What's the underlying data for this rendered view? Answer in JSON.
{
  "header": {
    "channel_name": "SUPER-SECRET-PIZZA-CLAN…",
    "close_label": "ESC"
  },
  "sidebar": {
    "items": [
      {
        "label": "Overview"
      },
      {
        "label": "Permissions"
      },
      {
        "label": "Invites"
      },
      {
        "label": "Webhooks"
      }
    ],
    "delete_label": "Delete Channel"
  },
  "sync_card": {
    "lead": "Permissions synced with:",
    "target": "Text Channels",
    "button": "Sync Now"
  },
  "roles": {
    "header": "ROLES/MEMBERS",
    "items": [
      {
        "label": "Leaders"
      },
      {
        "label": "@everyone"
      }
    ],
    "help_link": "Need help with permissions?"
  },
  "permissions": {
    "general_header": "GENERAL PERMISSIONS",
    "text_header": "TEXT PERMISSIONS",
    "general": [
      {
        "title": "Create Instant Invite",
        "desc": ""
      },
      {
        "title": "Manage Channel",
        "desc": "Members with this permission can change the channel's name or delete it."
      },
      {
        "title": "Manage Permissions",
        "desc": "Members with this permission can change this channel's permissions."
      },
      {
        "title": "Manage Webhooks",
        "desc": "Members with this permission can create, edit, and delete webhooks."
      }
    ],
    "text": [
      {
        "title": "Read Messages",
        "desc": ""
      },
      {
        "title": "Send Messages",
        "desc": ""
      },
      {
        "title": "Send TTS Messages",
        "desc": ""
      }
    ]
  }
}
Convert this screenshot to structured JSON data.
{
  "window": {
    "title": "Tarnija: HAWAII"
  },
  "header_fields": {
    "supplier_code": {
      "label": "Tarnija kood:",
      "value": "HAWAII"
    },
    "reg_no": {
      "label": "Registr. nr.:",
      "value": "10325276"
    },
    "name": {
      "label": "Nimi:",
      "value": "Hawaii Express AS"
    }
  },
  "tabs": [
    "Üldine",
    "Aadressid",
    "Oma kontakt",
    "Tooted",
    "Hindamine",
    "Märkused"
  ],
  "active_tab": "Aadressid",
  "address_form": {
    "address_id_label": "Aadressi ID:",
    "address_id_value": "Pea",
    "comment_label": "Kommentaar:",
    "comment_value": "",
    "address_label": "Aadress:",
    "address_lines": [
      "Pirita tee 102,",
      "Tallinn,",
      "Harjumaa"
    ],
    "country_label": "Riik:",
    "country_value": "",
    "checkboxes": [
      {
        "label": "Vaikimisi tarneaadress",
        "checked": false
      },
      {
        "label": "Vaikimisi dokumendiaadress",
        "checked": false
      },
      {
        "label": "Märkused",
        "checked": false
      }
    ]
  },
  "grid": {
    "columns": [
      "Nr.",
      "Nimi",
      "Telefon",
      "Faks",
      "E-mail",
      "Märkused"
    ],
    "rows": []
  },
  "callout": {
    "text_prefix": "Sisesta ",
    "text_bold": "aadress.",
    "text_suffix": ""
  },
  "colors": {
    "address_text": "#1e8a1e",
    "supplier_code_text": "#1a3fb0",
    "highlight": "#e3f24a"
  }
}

• WRITTEN EXERCISE
Copy the material above verbatim.

• FULL ANSWER
What's the underlying data for this rendered view? Answer in JSON.
{
  "header": {
    "channel_name": "SUPER-SECRET-PIZZA-CLAN…",
    "close_label": "ESC"
  },
  "sidebar": {
    "items": [
      {
        "label": "Overview"
      },
      {
        "label": "Permissions"
      },
      {
        "label": "Invites"
      },
      {
        "label": "Webhooks"
      }
    ],
    "delete_label": "Delete Channel"
  },
  "sync_card": {
    "lead": "Permissions synced with:",
    "target": "Text Channels",
    "button": "Sync Now"
  },
  "roles": {
    "header": "ROLES/MEMBERS",
    "items": [
      {
        "label": "Leaders"
      },
      {
        "label": "@everyone"
      }
    ],
    "help_link": "Need help with permissions?"
  },
  "permissions": {
    "general_header": "GENERAL PERMISSIONS",
    "text_header": "TEXT PERMISSIONS",
    "general": [
      {
        "title": "Create Instant Invite",
        "desc": ""
      },
      {
        "title": "Manage Channel",
        "desc": "Members with this permission can change the channel's name or delete it."
      },
      {
        "title": "Manage Permissions",
        "desc": "Members with this permission can change this channel's permissions."
      },
      {
        "title": "Manage Webhooks",
        "desc": "Members with this permission can create, edit, and delete webhooks."
      }
    ],
    "text": [
      {
        "title": "Read Messages",
        "desc": ""
      },
      {
        "title": "Send Messages",
        "desc": ""
      },
      {
        "title": "Send TTS Messages",
        "desc": ""
      }
    ]
  }
}
Convert this screenshot to structured JSON data.
{
  "window": {
    "title": "Tarnija: HAWAII"
  },
  "header_fields": {
    "supplier_code": {
      "label": "Tarnija kood:",
      "value": "HAWAII"
    },
    "reg_no": {
      "label": "Registr. nr.:",
      "value": "10325276"
    },
    "name": {
      "label": "Nimi:",
      "value": "Hawaii Express AS"
    }
  },
  "tabs": [
    "Üldine",
    "Aadressid",
    "Oma kontakt",
    "Tooted",
    "Hindamine",
    "Märkused"
  ],
  "active_tab": "Aadressid",
  "address_form": {
    "address_id_label": "Aadressi ID:",
    "address_id_value": "Pea",
    "comment_label": "Kommentaar:",
    "comment_value": "",
    "address_label": "Aadress:",
    "address_lines": [
      "Pirita tee 102,",
      "Tallinn,",
      "Harjumaa"
    ],
    "country_label": "Riik:",
    "country_value": "",
    "checkboxes": [
      {
        "label": "Vaikimisi tarneaadress",
        "checked": false
      },
      {
        "label": "Vaikimisi dokumendiaadress",
        "checked": false
      },
      {
        "label": "Märkused",
        "checked": false
      }
    ]
  },
  "grid": {
    "columns": [
      "Nr.",
      "Nimi",
      "Telefon",
      "Faks",
      "E-mail",
      "Märkused"
    ],
    "rows": []
  },
  "callout": {
    "text_prefix": "Sisesta ",
    "text_bold": "aadress.",
    "text_suffix": ""
  },
  "colors": {
    "address_text": "#1e8a1e",
    "supplier_code_text": "#1a3fb0",
    "highlight": "#e3f24a"
  }
}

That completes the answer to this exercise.